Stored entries
start

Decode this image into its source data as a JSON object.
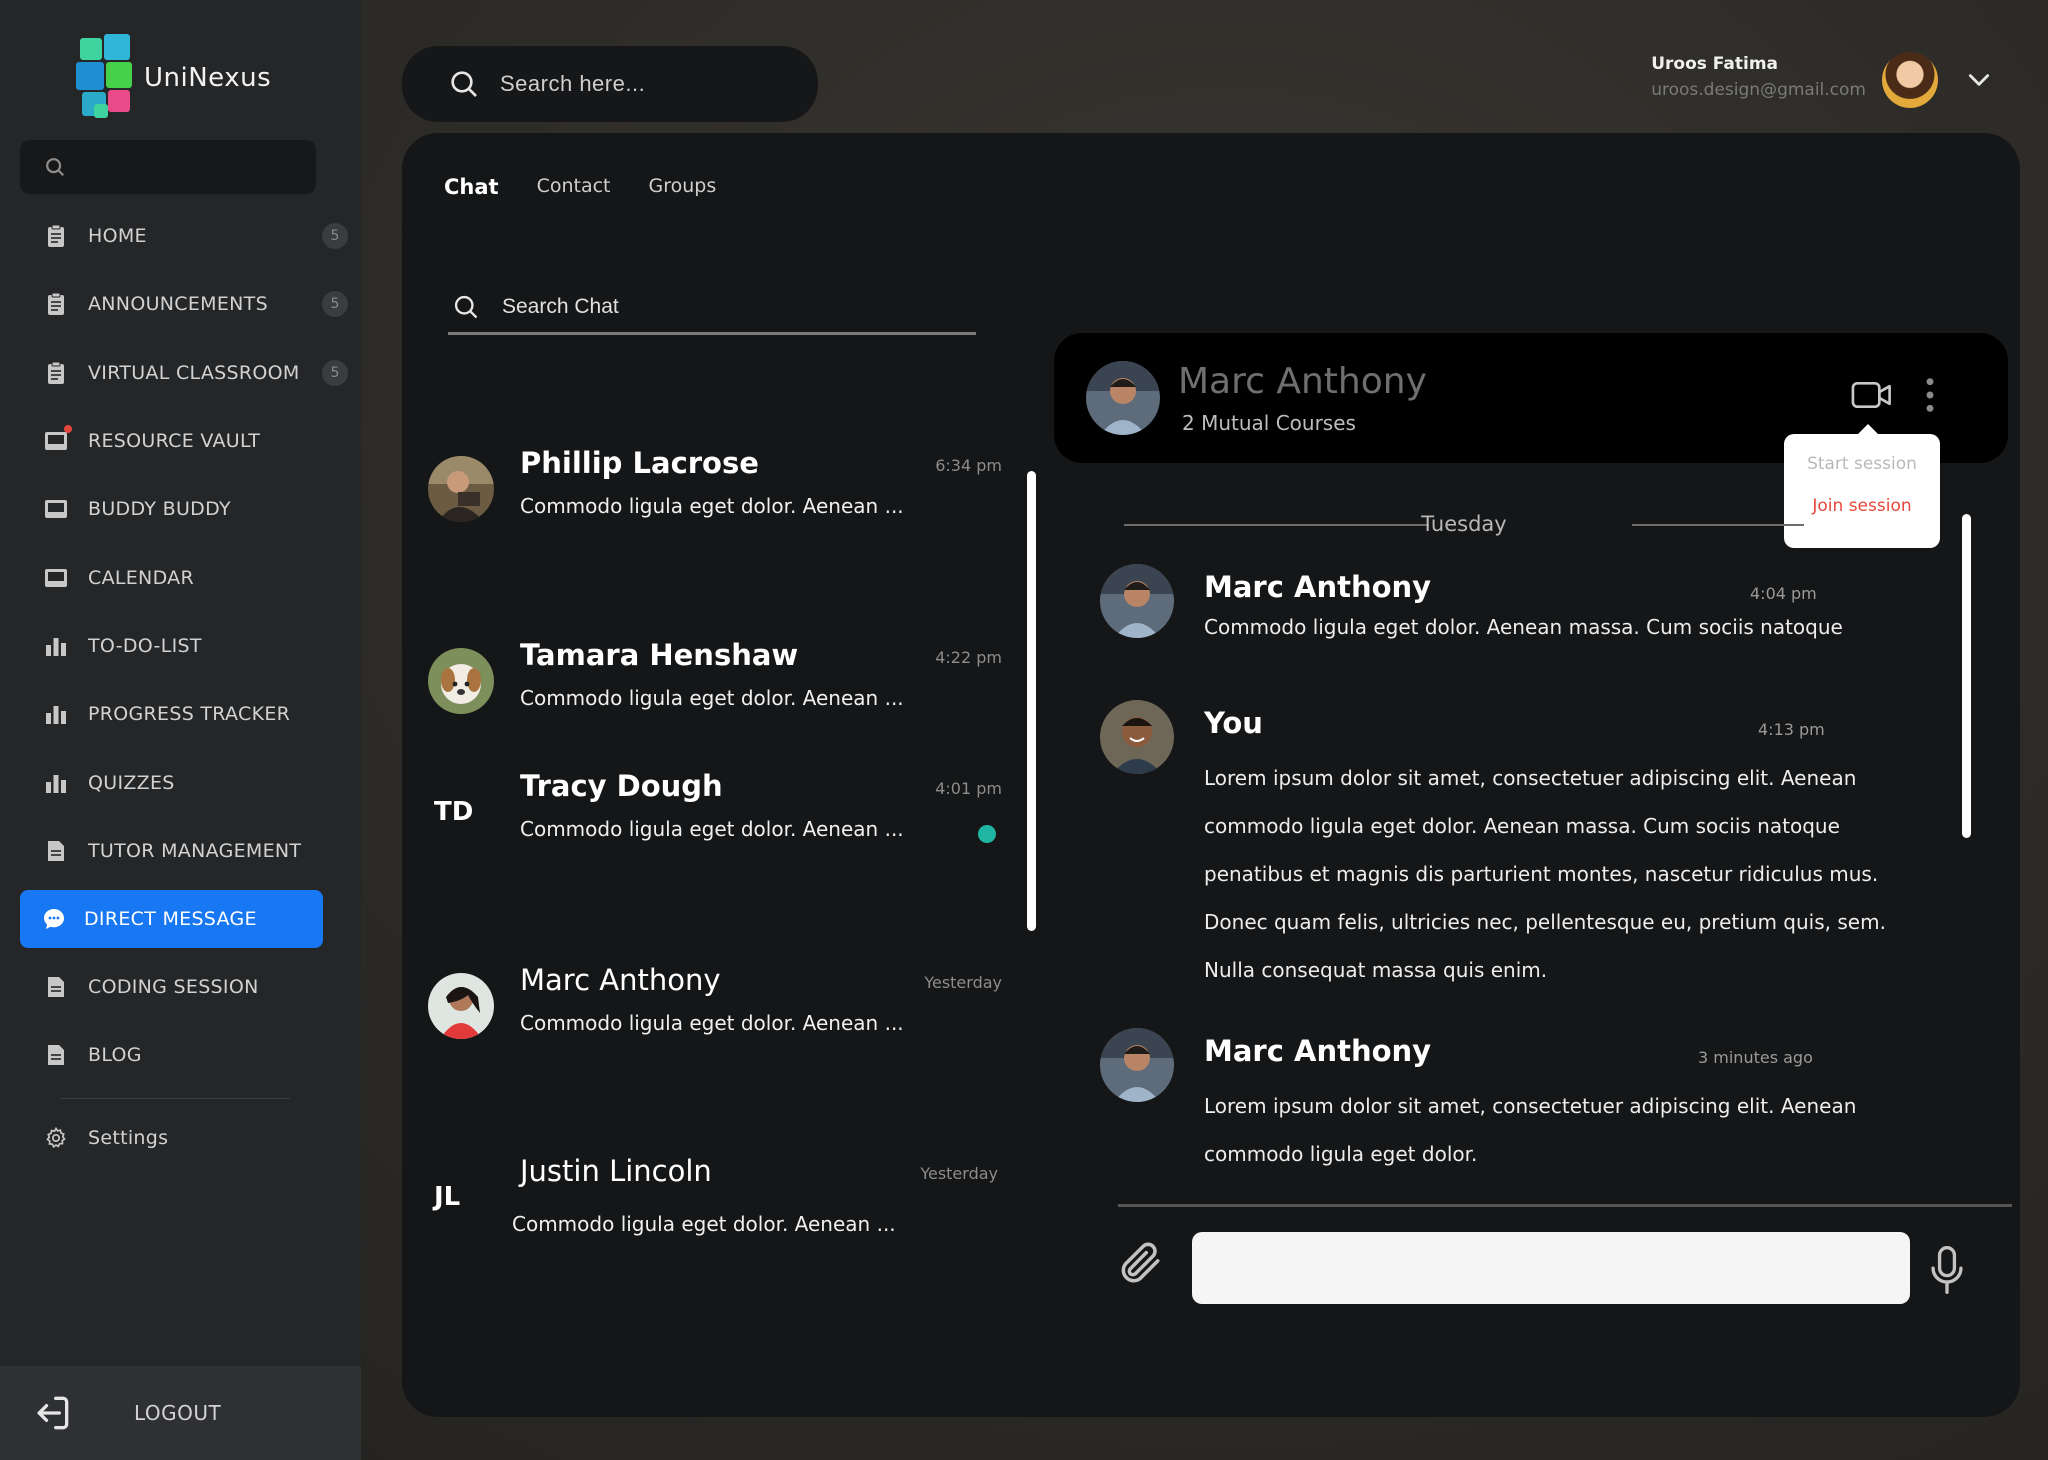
{
  "app": {
    "name": "UniNexus"
  },
  "sidebar": {
    "items": [
      {
        "label": "HOME",
        "badge": "5",
        "icon": "document-icon"
      },
      {
        "label": "ANNOUNCEMENTS",
        "badge": "5",
        "icon": "document-icon"
      },
      {
        "label": "VIRTUAL CLASSROOM",
        "badge": "5",
        "icon": "document-icon"
      },
      {
        "label": "RESOURCE VAULT",
        "badge": "",
        "icon": "inbox-icon"
      },
      {
        "label": "BUDDY BUDDY",
        "badge": "",
        "icon": "inbox-icon"
      },
      {
        "label": "CALENDAR",
        "badge": "",
        "icon": "inbox-icon"
      },
      {
        "label": "TO-DO-LIST",
        "badge": "",
        "icon": "bar-chart-icon"
      },
      {
        "label": "PROGRESS TRACKER",
        "badge": "",
        "icon": "bar-chart-icon"
      },
      {
        "label": "QUIZZES",
        "badge": "",
        "icon": "bar-chart-icon"
      },
      {
        "label": "TUTOR MANAGEMENT",
        "badge": "",
        "icon": "file-icon"
      },
      {
        "label": "DIRECT MESSAGE",
        "badge": "",
        "icon": "chat-bubble-icon",
        "active": true
      },
      {
        "label": "CODING SESSION",
        "badge": "",
        "icon": "file-icon"
      },
      {
        "label": "BLOG",
        "badge": "",
        "icon": "file-icon"
      }
    ],
    "settings_label": "Settings",
    "logout_label": "LOGOUT"
  },
  "header": {
    "search_placeholder": "Search here...",
    "user_name": "Uroos Fatima",
    "user_email": "uroos.design@gmail.com"
  },
  "tabs": [
    {
      "label": "Chat",
      "active": true
    },
    {
      "label": "Contact",
      "active": false
    },
    {
      "label": "Groups",
      "active": false
    }
  ],
  "chat_search_placeholder": "Search Chat",
  "conversations": [
    {
      "name": "Phillip Lacrose",
      "preview": "Commodo ligula eget dolor. Aenean ...",
      "time": "6:34 pm",
      "bold": true
    },
    {
      "name": "Tamara Henshaw",
      "preview": "Commodo ligula eget dolor. Aenean ...",
      "time": "4:22 pm",
      "bold": true
    },
    {
      "name": "Tracy Dough",
      "preview": "Commodo ligula eget dolor. Aenean ...",
      "time": "4:01 pm",
      "bold": true,
      "initials": "TD",
      "online": true
    },
    {
      "name": "Marc Anthony",
      "preview": "Commodo ligula eget dolor. Aenean ...",
      "time": "Yesterday",
      "bold": false
    },
    {
      "name": "Justin Lincoln",
      "preview": "Commodo ligula eget dolor. Aenean ...",
      "time": "Yesterday",
      "bold": false,
      "initials": "JL"
    }
  ],
  "conversation": {
    "name": "Marc Anthony",
    "subtitle": "2 Mutual Courses",
    "session_menu": {
      "start": "Start session",
      "join": "Join session"
    },
    "day_label": "Tuesday",
    "messages": [
      {
        "sender": "Marc Anthony",
        "time": "4:04 pm",
        "text": "Commodo ligula eget dolor. Aenean massa. Cum sociis natoque"
      },
      {
        "sender": "You",
        "time": "4:13 pm",
        "text": "Lorem ipsum dolor sit amet, consectetuer adipiscing elit. Aenean commodo ligula eget dolor. Aenean massa. Cum sociis natoque penatibus et magnis dis parturient montes, nascetur ridiculus mus. Donec quam felis, ultricies nec, pellentesque eu, pretium quis, sem. Nulla consequat massa quis enim."
      },
      {
        "sender": "Marc Anthony",
        "time": "3 minutes ago",
        "text": "Lorem ipsum dolor sit amet, consectetuer adipiscing elit. Aenean commodo ligula eget dolor."
      }
    ]
  },
  "colors": {
    "accent": "#1877f2",
    "online": "#1fb5a3",
    "join": "#e5473c"
  }
}
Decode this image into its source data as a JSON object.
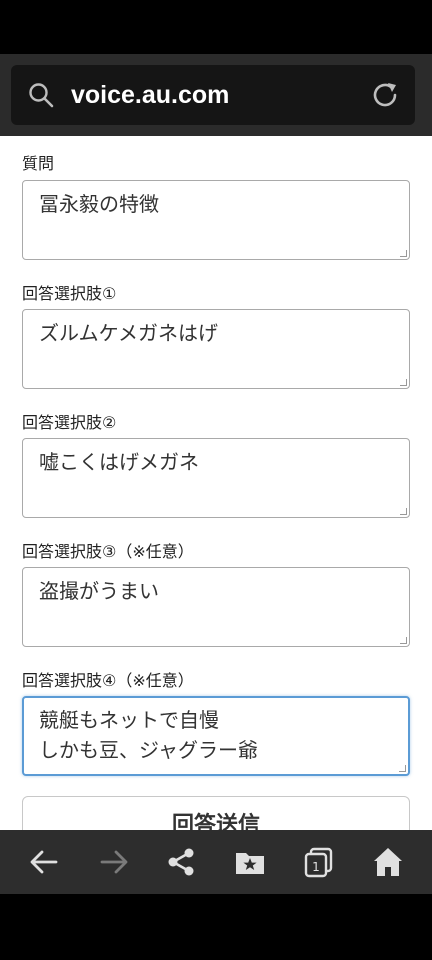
{
  "browser": {
    "url": "voice.au.com"
  },
  "form": {
    "question_label": "質問",
    "question_value": "冨永毅の特徴",
    "choice1_label": "回答選択肢①",
    "choice1_value": "ズルムケメガネはげ",
    "choice2_label": "回答選択肢②",
    "choice2_value": "嘘こくはげメガネ",
    "choice3_label": "回答選択肢③（※任意）",
    "choice3_value": "盗撮がうまい",
    "choice4_label": "回答選択肢④（※任意）",
    "choice4_lines": [
      "競艇もネットで自慢",
      "しかも豆、ジャグラー爺"
    ],
    "submit_label": "回答送信"
  },
  "toolbar": {
    "icons": [
      "back-arrow-icon",
      "forward-arrow-icon",
      "share-icon",
      "bookmarks-icon",
      "tabs-icon",
      "home-icon"
    ],
    "tab_count": "1"
  },
  "colors": {
    "focus_border": "#5b9bd5",
    "toolbar_bg": "#2d2d2d",
    "address_bar_bg": "#2b2b2b"
  }
}
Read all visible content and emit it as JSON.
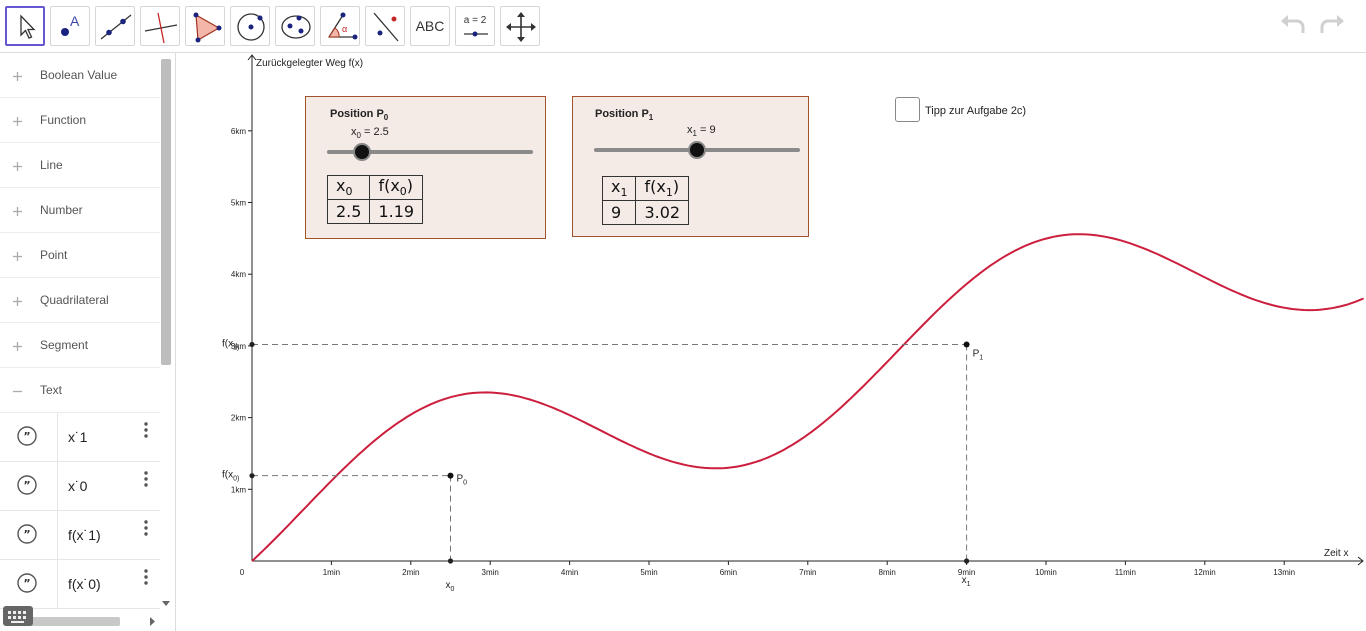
{
  "toolbar": {
    "tools": [
      {
        "name": "move-tool"
      },
      {
        "name": "point-tool"
      },
      {
        "name": "line-tool"
      },
      {
        "name": "perpendicular-line-tool"
      },
      {
        "name": "polygon-tool"
      },
      {
        "name": "circle-tool"
      },
      {
        "name": "ellipse-tool"
      },
      {
        "name": "angle-tool"
      },
      {
        "name": "reflect-tool"
      },
      {
        "name": "text-tool",
        "label": "ABC"
      },
      {
        "name": "slider-tool",
        "label": "a = 2"
      },
      {
        "name": "move-graphics-view-tool"
      }
    ]
  },
  "algebra": {
    "categories": [
      {
        "label": "Boolean Value",
        "expanded": false
      },
      {
        "label": "Function",
        "expanded": false
      },
      {
        "label": "Line",
        "expanded": false
      },
      {
        "label": "Number",
        "expanded": false
      },
      {
        "label": "Point",
        "expanded": false
      },
      {
        "label": "Quadrilateral",
        "expanded": false
      },
      {
        "label": "Segment",
        "expanded": false
      },
      {
        "label": "Text",
        "expanded": true
      }
    ],
    "text_items": [
      {
        "label": "x˙1"
      },
      {
        "label": "x˙0"
      },
      {
        "label": "f(x˙1)"
      },
      {
        "label": "f(x˙0)"
      }
    ]
  },
  "graph": {
    "y_axis_title": "Zurückgelegter Weg f(x)",
    "x_axis_title": "Zeit x",
    "origin_label": "0",
    "x_ticks": [
      "1min",
      "2min",
      "3min",
      "4min",
      "5min",
      "6min",
      "7min",
      "8min",
      "9min",
      "10min",
      "11min",
      "12min",
      "13min"
    ],
    "y_ticks": [
      "1km",
      "2km",
      "3km",
      "4km",
      "5km",
      "6km"
    ],
    "curve_color": "#cc1f3e",
    "point_p0": {
      "label": "P",
      "sub": "0",
      "x": 2.5,
      "y": 1.19
    },
    "point_p1": {
      "label": "P",
      "sub": "1",
      "x": 9,
      "y": 3.02
    },
    "x0_label": "x",
    "x0_sub": "0",
    "x1_label": "x",
    "x1_sub": "1",
    "fx0_label": "f(x",
    "fx0_sub": "0",
    "fx1_label": "f(x",
    "fx1_sub": "1"
  },
  "panel0": {
    "title": "Position P",
    "title_sub": "0",
    "slider_name": "x",
    "slider_sub": "0",
    "slider_value": "2.5",
    "slider_fraction": 0.17,
    "table": {
      "head": [
        "x",
        "f(x"
      ],
      "head_sub": "0",
      "row": [
        "2.5",
        "1.19"
      ]
    }
  },
  "panel1": {
    "title": "Position P",
    "title_sub": "1",
    "slider_name": "x",
    "slider_sub": "1",
    "slider_value": "9",
    "slider_fraction": 0.5,
    "table": {
      "head": [
        "x",
        "f(x"
      ],
      "head_sub": "1",
      "row": [
        "9",
        "3.02"
      ]
    }
  },
  "hint": {
    "label": "Tipp zur Aufgabe 2c)",
    "checked": false
  }
}
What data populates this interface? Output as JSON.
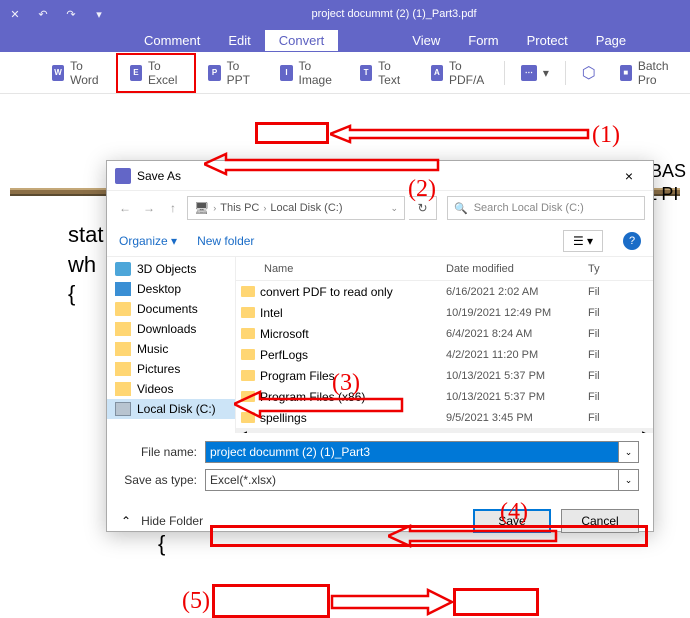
{
  "titlebar": {
    "filename": "project docummt (2) (1)_Part3.pdf"
  },
  "menu": {
    "comment": "Comment",
    "edit": "Edit",
    "convert": "Convert",
    "view": "View",
    "form": "Form",
    "protect": "Protect",
    "page": "Page"
  },
  "toolbar": {
    "to_word": "To Word",
    "to_excel": "To Excel",
    "to_ppt": "To PPT",
    "to_image": "To Image",
    "to_text": "To Text",
    "to_pdfa": "To PDF/A",
    "batch": "Batch Pro",
    "icon_w": "W",
    "icon_e": "E",
    "icon_p": "P",
    "icon_i": "I",
    "icon_t": "T",
    "icon_a": "A"
  },
  "doc": {
    "right1": "RM BAS",
    "right2": "RIAL PI",
    "left1": "stat",
    "left2": "wh",
    "left3": "{",
    "left4": "{"
  },
  "dialog": {
    "title": "Save As",
    "close": "×",
    "path": {
      "this_pc": "This PC",
      "disk": "Local Disk (C:)"
    },
    "search_placeholder": "Search Local Disk (C:)",
    "organize": "Organize ▾",
    "new_folder": "New folder",
    "sidebar": {
      "s0": "3D Objects",
      "s1": "Desktop",
      "s2": "Documents",
      "s3": "Downloads",
      "s4": "Music",
      "s5": "Pictures",
      "s6": "Videos",
      "s7": "Local Disk (C:)"
    },
    "columns": {
      "name": "Name",
      "date": "Date modified",
      "type": "Ty"
    },
    "files": [
      {
        "name": "convert PDF to read only",
        "date": "6/16/2021 2:02 AM",
        "type": "Fil"
      },
      {
        "name": "Intel",
        "date": "10/19/2021 12:49 PM",
        "type": "Fil"
      },
      {
        "name": "Microsoft",
        "date": "6/4/2021 8:24 AM",
        "type": "Fil"
      },
      {
        "name": "PerfLogs",
        "date": "4/2/2021 11:20 PM",
        "type": "Fil"
      },
      {
        "name": "Program Files",
        "date": "10/13/2021 5:37 PM",
        "type": "Fil"
      },
      {
        "name": "Program Files (x86)",
        "date": "10/13/2021 5:37 PM",
        "type": "Fil"
      },
      {
        "name": "spellings",
        "date": "9/5/2021 3:45 PM",
        "type": "Fil"
      }
    ],
    "filename_label": "File name:",
    "filename_value": "project docummt (2) (1)_Part3",
    "saveas_label": "Save as type:",
    "saveas_value": "Excel(*.xlsx)",
    "hide_folders": "Hide Folder",
    "save": "Save",
    "cancel": "Cancel"
  },
  "annotations": {
    "n1": "(1)",
    "n2": "(2)",
    "n3": "(3)",
    "n4": "(4)",
    "n5": "(5)"
  }
}
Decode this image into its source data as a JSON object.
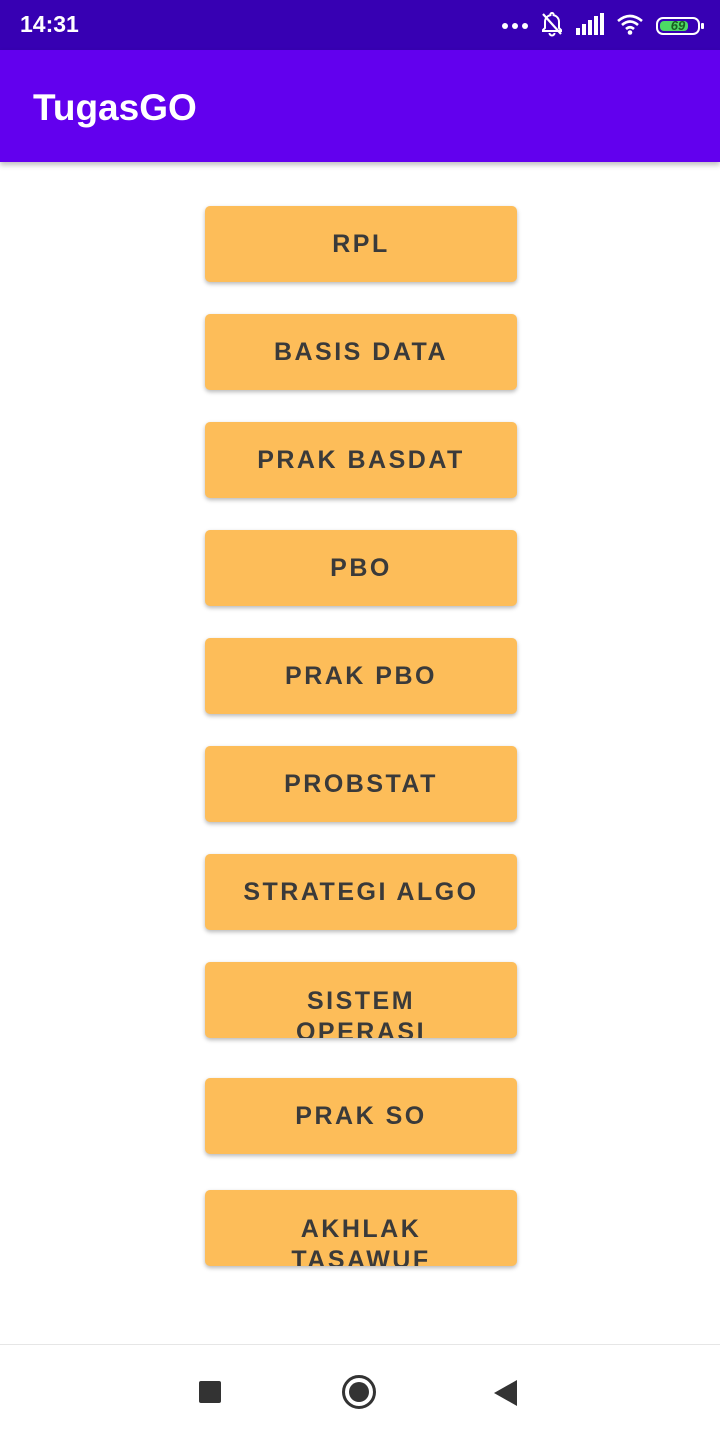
{
  "status_bar": {
    "time": "14:31",
    "battery": "69",
    "icons": [
      "more-dots-icon",
      "bell-off-icon",
      "signal-icon",
      "wifi-icon",
      "battery-icon"
    ]
  },
  "app_bar": {
    "title": "TugasGO"
  },
  "buttons": [
    {
      "label": "RPL"
    },
    {
      "label": "BASIS DATA"
    },
    {
      "label": "PRAK BASDAT"
    },
    {
      "label": "PBO"
    },
    {
      "label": "PRAK PBO"
    },
    {
      "label": "PROBSTAT"
    },
    {
      "label": "STRATEGI ALGO"
    },
    {
      "label": "SISTEM OPERASI"
    },
    {
      "label": "PRAK SO"
    },
    {
      "label": "AKHLAK TASAWUF"
    }
  ],
  "nav_bar": {
    "icons": [
      "recent-apps-icon",
      "home-icon",
      "back-icon"
    ]
  },
  "colors": {
    "status_bar": "#3700b3",
    "app_bar": "#6200ee",
    "button": "#fdbd59",
    "button_text": "#3a3a3a"
  }
}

end

■ **REQUIRED TASK**:
Wherever the string "PRAK" appears in the entries above, list that line.

■ **RESPONSE**:
      "label": "PRAK BASDAT"
      "label": "PRAK PBO"
      "label": "PRAK SO"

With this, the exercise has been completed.